What is asked:
From the entries below, copy every line where the string "рукояток" appears.

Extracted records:
^^^^^^^^

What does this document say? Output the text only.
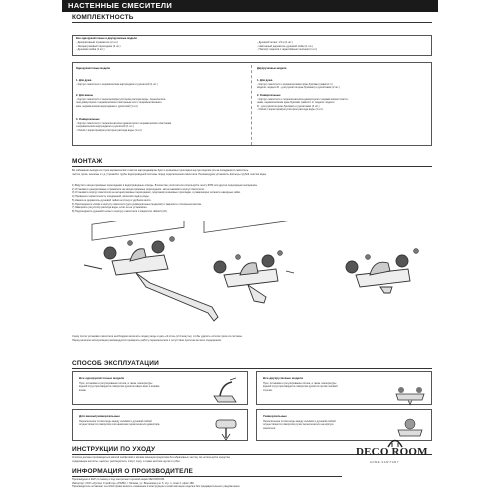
НАСТЕННЫЕ СМЕСИТЕЛИ
КОМПЛЕКТНОСТЬ
Все однорукояточные и двухручковые модели
- Декоративный отражатель (2 шт.)
- Эксцентриковый переходник (2 шт.)
- Душевая лейка (1 шт.)
- Душевой шланг 1.5 м (1 шт.)
- Настенный держатель душевой лейки (1 шт.)
- Паспорт изделия с гарантийным талоном (1 шт.)
Однорукояточные модели
1. Для душа
- Корпус смесителя с керамическим картриджем и рукояткой (1 шт.)
2. Для ванны
- Корпус смесителя с аэратором/регулятором расхода воды, переключате-
лем дивертором с керамическим пластинным или с шаровым механиз-
мом, керамическим картриджем и рукояткой (1 шт.)
3. Универсальные
- Корпус смесителя с переключателем дивертором с керамическим пластинам
и керамическим картриджем и рукояткой (1 шт.)
- Излив с аэратором/регулятором расхода воды (1 шт.)
Двухручковые модели
1. Для душа
- Корпус смесителя с керамическими кран-буксами (зависит от
модели: модели R - для рукояток кран-буксами) и рукоятками (2 шт.)
2. Универсальные
- Корпус смесителя с переключателем-дивертором с керамическим пласти-
нами, керамическими кран-буксами (зависит от модели: модели
R - для рукояток кран-буксами) и рукоятками (2 шт.)
- Излив с аэратором/регулятором расхода воды (1 шт.)
МОНТАЖ
Во избежание выхода из строя керамических пластин картриджа/кран-букс и резиновых прокладок внутри изделия (из-за попадания в смеситель
частиц грязи, окалины и т.д.) промойте трубы водопроводной системы перед подключением смесителя. Рекомендуем установить фильтры грубой очистки воды.
1) Вкрутите эксцентриковые переходники в водопроводные отводы. В качестве уплотнителя используйте ленту ФУМ или другие подходящие материалы.
2) Установите декоративные отражатели на эксцентриковые переходники, затем наживите корпус смесителя.
3) Установите корпус смесителя на эксцентриковые переходники, подложив резиновые прокладки, и равномерно затяните накидные гайки.
4) Проверьте герметичность соединений, включив подачу воды.
5) Навесьте держатель душевой лейки на стену в удобном месте.
6) Присоедините излив к корпусу смесителя (для универсальных моделей) и закрепите стопорным винтом.
7) Заверните регулятор расхода воды, если он не установлен.
8) Подсоедините душевой шланг к корпусу смесителя и закрепите гайкой (1/2).
Сразу после установки смесителя необходимо включить подачу воды и дать ей стечь (2-3 минуты), чтобы удалить остатки грязи из системы.
Перед началом эксплуатации рекомендуется проверить работу переключателя и отсутствие протечек во всех соединениях.
СПОСОБ ЭКСПЛУАТАЦИИ
Все однорукояточные модели
Пуск, остановка и регулирование потока, а также температуры водной струи производится поворотом рукоятки вверх-вниз и вправо-влево.
Все двухручковые модели
Пуск, остановка и регулирование потока, а также температуры водной струи производится поворотом рукояток против часовой стрелки.
Для ванны/универсальные
Переключение потока воды между изливом и душевой лейкой осуществляется поворотом или нажатием переключателя дивертора.
Универсальные
Переключение потока воды между изливом и душевой лейкой осуществляется поворотом ручки переключателя на корпусе смесителя.
ИНСТРУКЦИИ ПО УХОДУ
Очистка должна производиться мягкой салфеткой и мягким моющим средством без абразивных частиц. Не используйте средства
содержащие кислоты, щелочи, растворители, спирт, хлор, а также жесткие щетки и губки.
ИНФОРМАЦИЯ О ПРОИЗВОДИТЕЛЕ
Произведено в КНР по заказу и под контролем торговой марки DECOROOM.
Импортер: ООО «Руссал Стройторг» (РЗЛБ), г. Москва, ул. Вешняков д.м. 5, стр. 1, этаж 2, офис 180.
Производитель оставляет за собой право вносить изменения в конструкцию и комплектацию изделия без предварительного уведомления.
DECO ROOM
HOME SANITARY
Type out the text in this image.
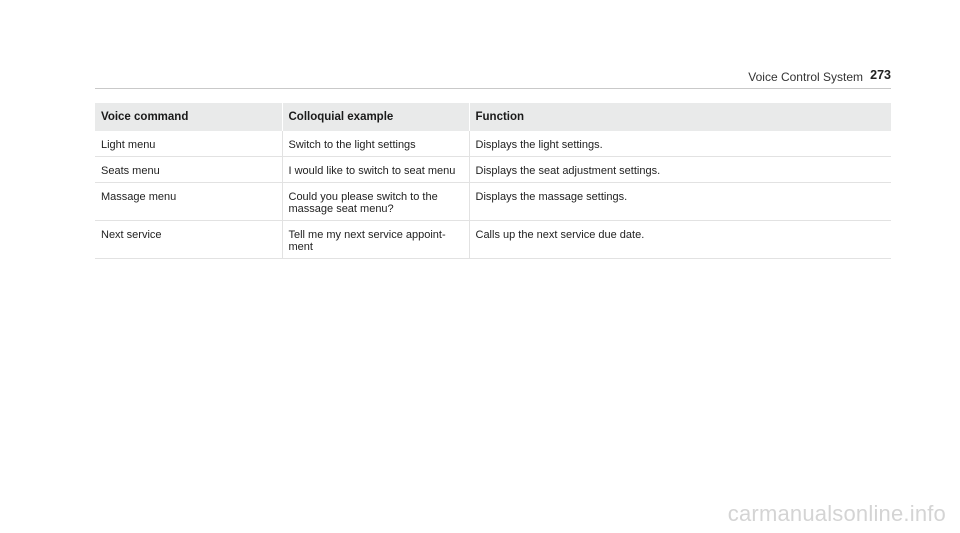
Voice Control System 273
Voice command	Colloquial example	Function
Light menu	Switch to the light settings	Displays the light settings.
Seats menu	I would like to switch to seat menu	Displays the seat adjustment settings.
Massage menu	Could you please switch to the massage seat menu?	Displays the massage settings.
Next service	Tell me my next service appoint-ment	Calls up the next service due date.
carmanualsonline.info
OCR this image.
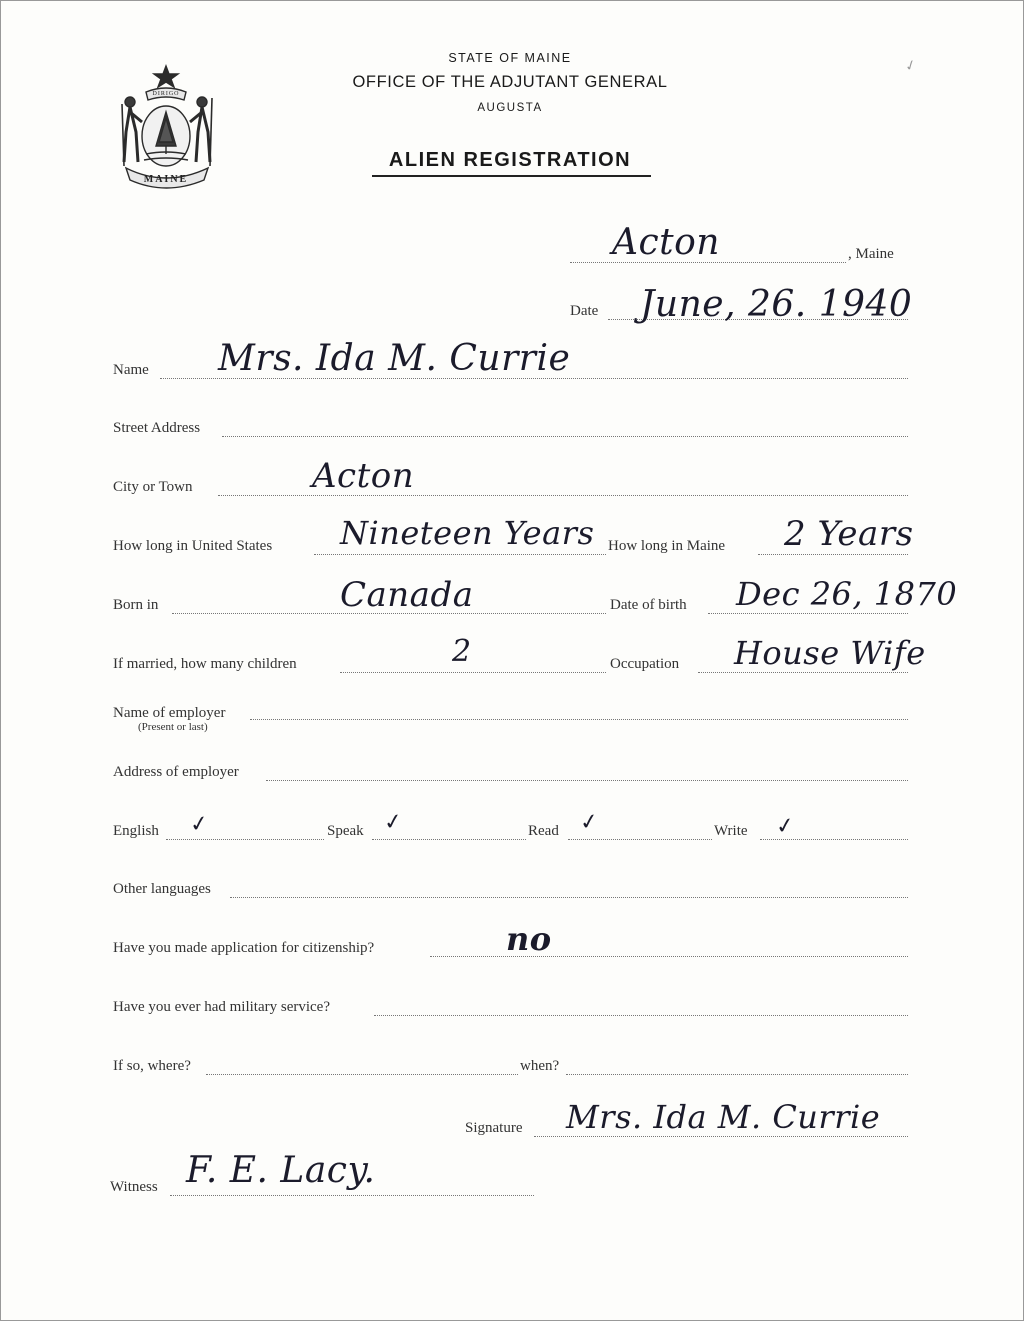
MAINE
DIRIGO
✓
STATE OF MAINE
OFFICE OF THE ADJUTANT GENERAL
AUGUSTA
ALIEN REGISTRATION
Acton	, Maine
Date June, 26. 1940
Name Mrs. Ida M. Currie
Street Address
City or Town	Acton
How long in United States Nineteen Years How long in Maine 2 Years
Born in	Canada	Date of birth Dec 26, 1870
If married, how many children	2	Occupation House Wife
Name of employer
(Present or last)
Address of employer
English ✓	Speak ✓	Read ✓	Write ✓
Other languages
Have you made application for citizenship?	no
Have you ever had military service?
If so, where?	when?
Signature Mrs. Ida M. Currie
Witness F. E. Lacy.
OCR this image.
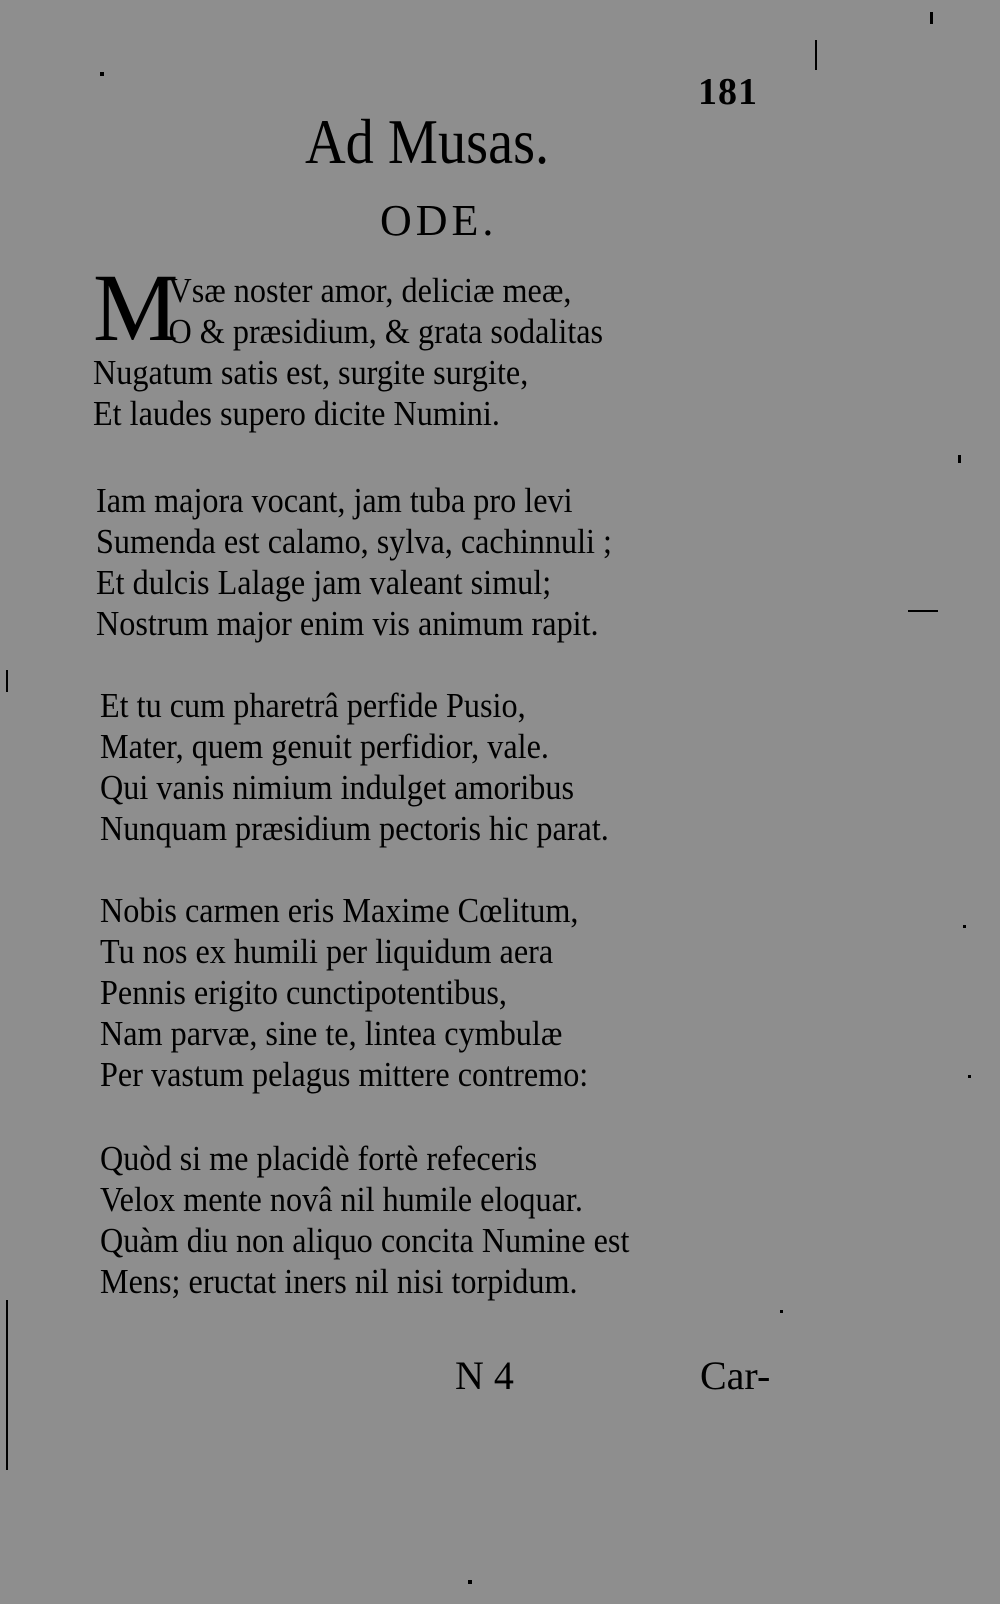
181
Ad Musas.
ODE.
M
Vsæ noster amor, deliciæ meæ,
O & præsidium, & grata sodalitas
Nugatum satis est, surgite surgite,
Et laudes supero dicite Numini.
Iam majora vocant, jam tuba pro levi
Sumenda est calamo, sylva, cachinnuli ;
Et dulcis Lalage jam valeant simul;
Nostrum major enim vis animum rapit.
Et tu cum pharetrâ perfide Pusio,
Mater, quem genuit perfidior, vale.
Qui vanis nimium indulget amoribus
Nunquam præsidium pectoris hic parat.
Nobis carmen eris Maxime Cœlitum,
Tu nos ex humili per liquidum aera
Pennis erigito cunctipotentibus,
Nam parvæ, sine te, lintea cymbulæ
Per vastum pelagus mittere contremo:
Quòd si me placidè fortè refeceris
Velox mente novâ nil humile eloquar.
Quàm diu non aliquo concita Numine est
Mens; eructat iners nil nisi torpidum.
N 4	Car-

^^^^^^^^

Response to this task:
модели: модели R - для рукояток кран-буксами) и рукоятками (2 шт.)
R - для рукояток кран-буксами) и рукоятками (2 шт.)
Пуск, остановка и регулирование потока, а также температуры водной струи производится поворотом рукояток против часовой стрелки.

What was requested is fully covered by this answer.